= Objective =
Gather all lines in the entries below that include the word "content".
## begin
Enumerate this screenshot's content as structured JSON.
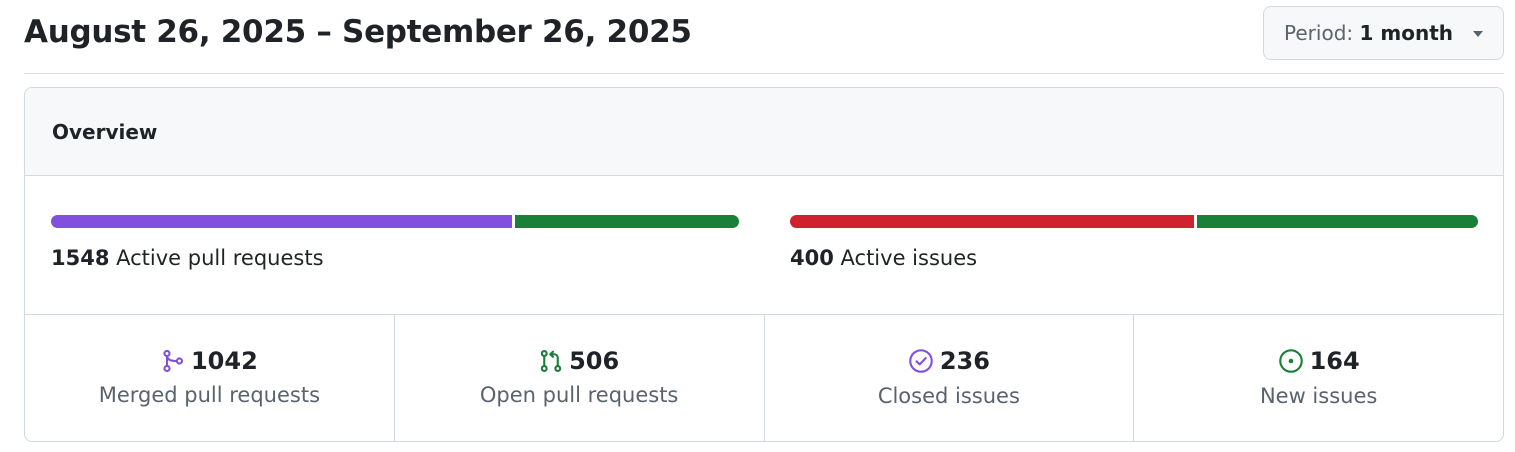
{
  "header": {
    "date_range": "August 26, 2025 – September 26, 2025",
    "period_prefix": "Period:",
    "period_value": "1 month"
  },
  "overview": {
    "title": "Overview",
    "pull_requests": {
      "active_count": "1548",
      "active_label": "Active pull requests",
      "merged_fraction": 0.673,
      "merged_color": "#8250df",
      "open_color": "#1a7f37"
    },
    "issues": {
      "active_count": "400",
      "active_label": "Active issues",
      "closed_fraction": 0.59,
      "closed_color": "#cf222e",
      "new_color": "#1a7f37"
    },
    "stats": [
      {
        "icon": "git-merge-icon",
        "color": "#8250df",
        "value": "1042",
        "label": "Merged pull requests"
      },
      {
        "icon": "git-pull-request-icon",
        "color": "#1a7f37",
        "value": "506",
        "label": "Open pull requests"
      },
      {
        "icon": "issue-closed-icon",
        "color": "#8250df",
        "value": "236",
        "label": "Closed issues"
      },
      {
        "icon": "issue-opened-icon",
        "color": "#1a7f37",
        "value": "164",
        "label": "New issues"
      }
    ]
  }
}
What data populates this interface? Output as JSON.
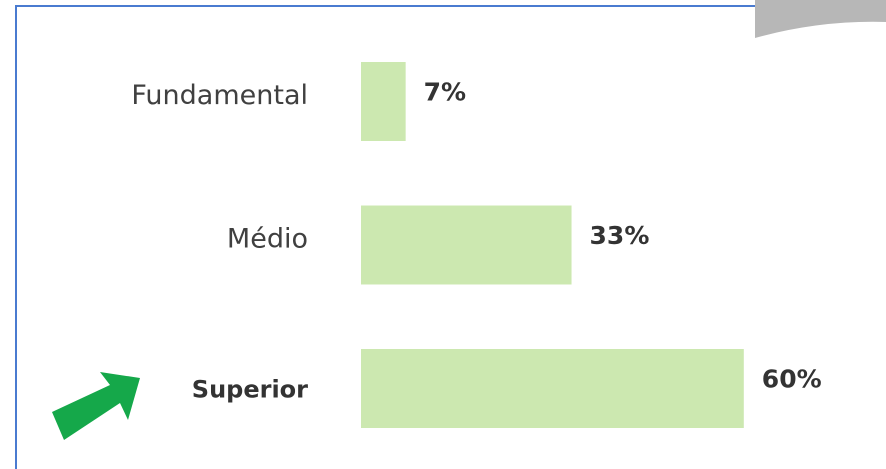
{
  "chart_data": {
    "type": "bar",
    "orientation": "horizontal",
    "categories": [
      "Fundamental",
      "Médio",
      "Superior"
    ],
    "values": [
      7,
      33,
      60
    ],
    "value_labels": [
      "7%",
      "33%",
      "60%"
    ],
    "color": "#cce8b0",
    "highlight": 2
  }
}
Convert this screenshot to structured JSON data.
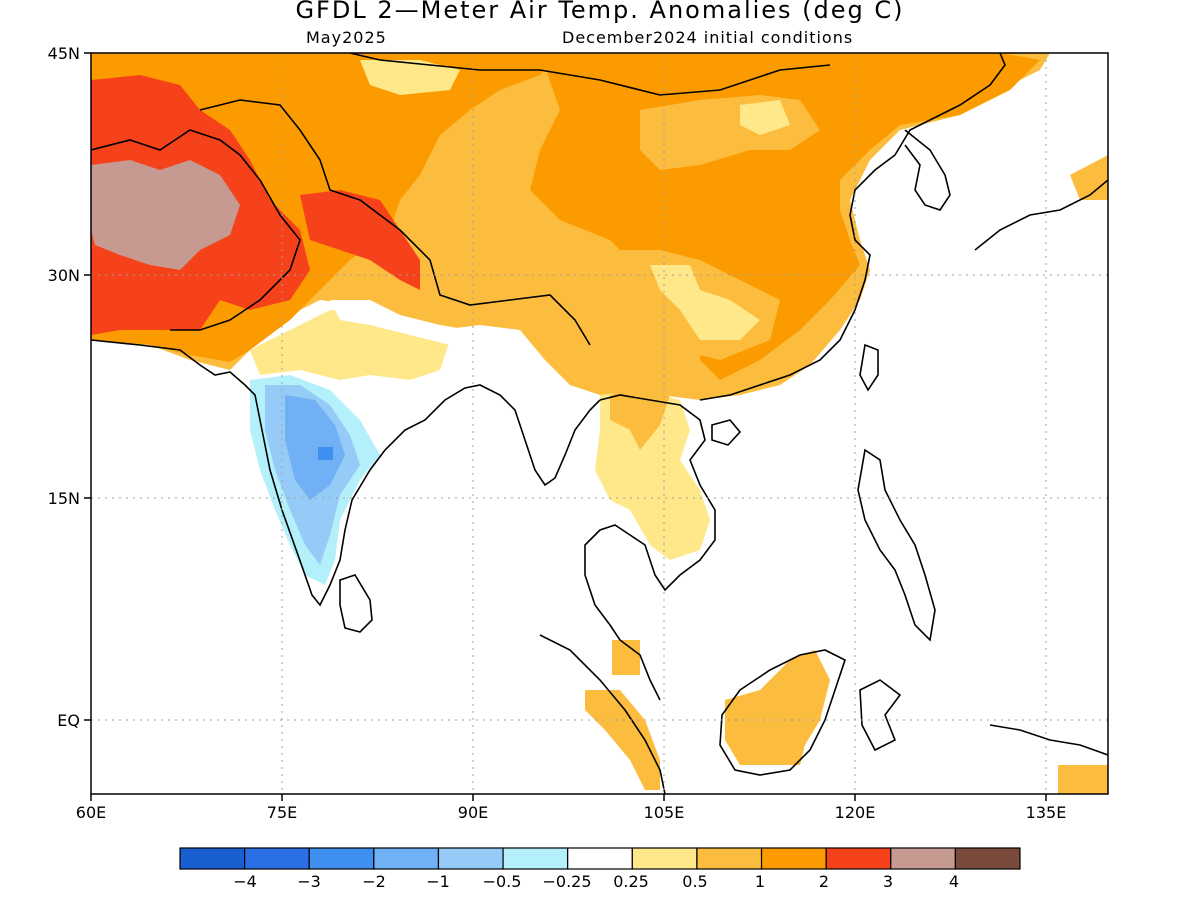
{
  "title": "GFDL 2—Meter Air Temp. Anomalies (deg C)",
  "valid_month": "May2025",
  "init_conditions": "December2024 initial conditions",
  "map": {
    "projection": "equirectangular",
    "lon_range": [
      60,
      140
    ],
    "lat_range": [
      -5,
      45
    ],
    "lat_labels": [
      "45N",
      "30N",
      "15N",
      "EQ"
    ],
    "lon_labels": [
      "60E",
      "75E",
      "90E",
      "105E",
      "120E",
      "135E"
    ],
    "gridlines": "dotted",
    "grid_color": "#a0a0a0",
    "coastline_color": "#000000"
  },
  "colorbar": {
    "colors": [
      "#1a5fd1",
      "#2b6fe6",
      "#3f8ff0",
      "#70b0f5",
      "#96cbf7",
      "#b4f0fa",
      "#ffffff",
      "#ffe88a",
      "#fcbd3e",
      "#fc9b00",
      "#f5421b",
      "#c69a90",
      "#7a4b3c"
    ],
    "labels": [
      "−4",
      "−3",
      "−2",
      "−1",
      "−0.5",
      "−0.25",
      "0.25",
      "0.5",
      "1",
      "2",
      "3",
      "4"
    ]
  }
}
## end
## begin
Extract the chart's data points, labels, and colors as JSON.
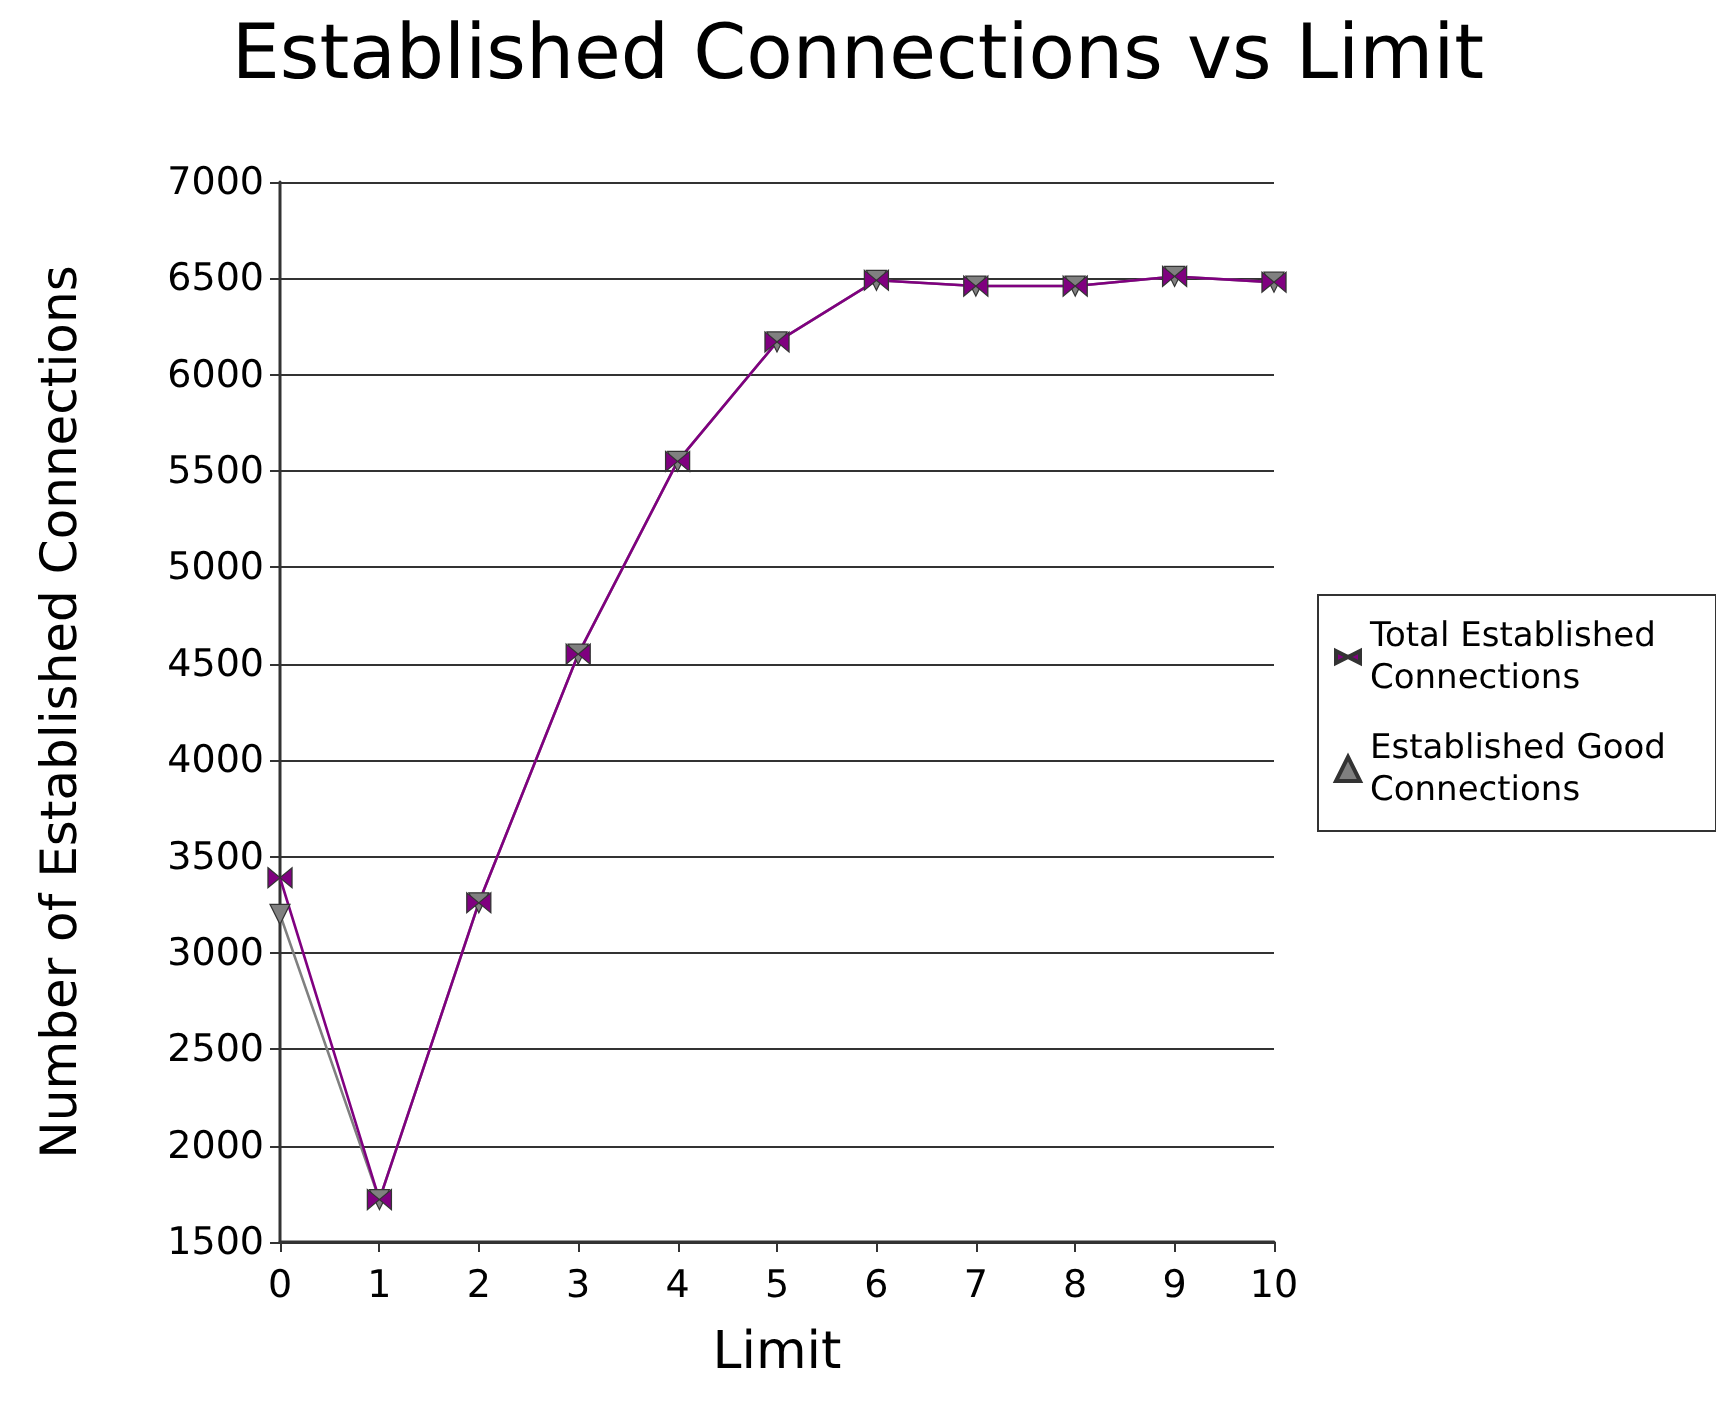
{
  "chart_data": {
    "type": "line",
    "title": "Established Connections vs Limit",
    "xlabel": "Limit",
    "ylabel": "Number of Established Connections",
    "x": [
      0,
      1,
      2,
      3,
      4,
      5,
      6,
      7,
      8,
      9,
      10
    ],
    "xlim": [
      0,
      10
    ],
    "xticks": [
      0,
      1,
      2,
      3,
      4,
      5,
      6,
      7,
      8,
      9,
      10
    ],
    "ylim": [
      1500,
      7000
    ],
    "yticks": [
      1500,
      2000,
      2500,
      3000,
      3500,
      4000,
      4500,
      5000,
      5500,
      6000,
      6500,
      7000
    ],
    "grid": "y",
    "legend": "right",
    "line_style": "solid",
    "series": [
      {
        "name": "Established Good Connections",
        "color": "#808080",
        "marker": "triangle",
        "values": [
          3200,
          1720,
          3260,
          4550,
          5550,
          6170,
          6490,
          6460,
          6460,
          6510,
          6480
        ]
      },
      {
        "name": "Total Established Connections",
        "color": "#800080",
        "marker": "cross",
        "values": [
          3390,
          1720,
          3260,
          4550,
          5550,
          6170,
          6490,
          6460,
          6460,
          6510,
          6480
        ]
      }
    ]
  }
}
## end
## begin
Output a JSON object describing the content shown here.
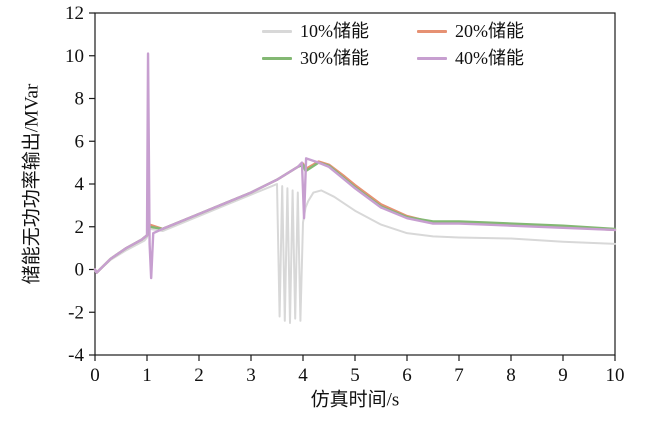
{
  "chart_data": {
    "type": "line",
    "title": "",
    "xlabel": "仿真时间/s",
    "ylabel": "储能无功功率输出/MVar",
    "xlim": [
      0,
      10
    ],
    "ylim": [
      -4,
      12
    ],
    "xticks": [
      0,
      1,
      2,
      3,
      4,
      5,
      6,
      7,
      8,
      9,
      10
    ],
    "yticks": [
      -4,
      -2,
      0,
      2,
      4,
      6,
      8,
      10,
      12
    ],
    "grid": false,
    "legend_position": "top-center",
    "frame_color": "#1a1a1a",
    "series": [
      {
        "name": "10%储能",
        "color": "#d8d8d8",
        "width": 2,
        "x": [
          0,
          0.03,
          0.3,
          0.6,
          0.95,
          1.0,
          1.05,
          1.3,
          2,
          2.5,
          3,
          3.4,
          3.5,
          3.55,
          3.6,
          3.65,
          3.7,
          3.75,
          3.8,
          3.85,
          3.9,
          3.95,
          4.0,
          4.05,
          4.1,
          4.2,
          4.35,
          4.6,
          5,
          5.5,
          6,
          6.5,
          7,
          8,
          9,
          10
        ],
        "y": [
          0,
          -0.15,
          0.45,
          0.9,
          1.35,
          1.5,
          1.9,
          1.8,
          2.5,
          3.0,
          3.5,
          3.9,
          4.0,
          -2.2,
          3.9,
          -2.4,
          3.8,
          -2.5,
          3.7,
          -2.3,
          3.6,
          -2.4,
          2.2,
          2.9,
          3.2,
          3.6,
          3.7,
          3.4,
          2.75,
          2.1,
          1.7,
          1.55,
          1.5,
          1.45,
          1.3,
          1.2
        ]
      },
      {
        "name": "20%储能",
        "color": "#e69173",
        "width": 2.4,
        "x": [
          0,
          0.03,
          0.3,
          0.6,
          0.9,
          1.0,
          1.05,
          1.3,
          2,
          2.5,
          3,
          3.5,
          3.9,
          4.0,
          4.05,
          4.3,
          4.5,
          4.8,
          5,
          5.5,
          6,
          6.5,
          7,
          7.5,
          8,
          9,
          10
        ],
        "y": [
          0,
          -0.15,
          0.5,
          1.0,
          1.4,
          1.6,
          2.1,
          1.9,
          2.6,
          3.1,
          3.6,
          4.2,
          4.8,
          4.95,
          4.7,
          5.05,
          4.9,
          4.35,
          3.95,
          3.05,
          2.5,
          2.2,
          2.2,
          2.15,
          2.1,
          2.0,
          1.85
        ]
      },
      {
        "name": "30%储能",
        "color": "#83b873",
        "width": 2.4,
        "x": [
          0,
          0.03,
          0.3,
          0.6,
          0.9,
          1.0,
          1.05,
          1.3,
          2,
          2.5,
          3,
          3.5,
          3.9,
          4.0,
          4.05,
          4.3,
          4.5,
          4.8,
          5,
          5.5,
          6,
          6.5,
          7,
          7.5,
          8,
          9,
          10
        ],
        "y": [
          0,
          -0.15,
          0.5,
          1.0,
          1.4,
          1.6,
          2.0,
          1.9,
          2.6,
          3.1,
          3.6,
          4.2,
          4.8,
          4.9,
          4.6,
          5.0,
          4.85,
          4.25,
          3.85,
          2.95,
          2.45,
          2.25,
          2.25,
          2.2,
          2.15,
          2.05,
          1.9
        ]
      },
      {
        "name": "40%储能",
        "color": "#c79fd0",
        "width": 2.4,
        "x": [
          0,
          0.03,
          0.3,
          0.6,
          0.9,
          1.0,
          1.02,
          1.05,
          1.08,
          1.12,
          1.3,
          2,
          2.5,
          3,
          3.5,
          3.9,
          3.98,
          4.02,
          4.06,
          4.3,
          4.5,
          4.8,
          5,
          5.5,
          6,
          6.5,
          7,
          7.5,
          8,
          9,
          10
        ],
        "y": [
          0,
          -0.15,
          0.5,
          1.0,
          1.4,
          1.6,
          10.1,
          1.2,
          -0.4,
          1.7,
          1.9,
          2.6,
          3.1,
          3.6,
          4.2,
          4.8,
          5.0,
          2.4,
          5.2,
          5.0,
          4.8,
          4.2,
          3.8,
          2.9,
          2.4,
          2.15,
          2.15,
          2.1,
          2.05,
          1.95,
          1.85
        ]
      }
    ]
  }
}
## end
= Complete answer =
Enumerate this screenshot's content as structured JSON.
Output a JSON object describing the content shown here.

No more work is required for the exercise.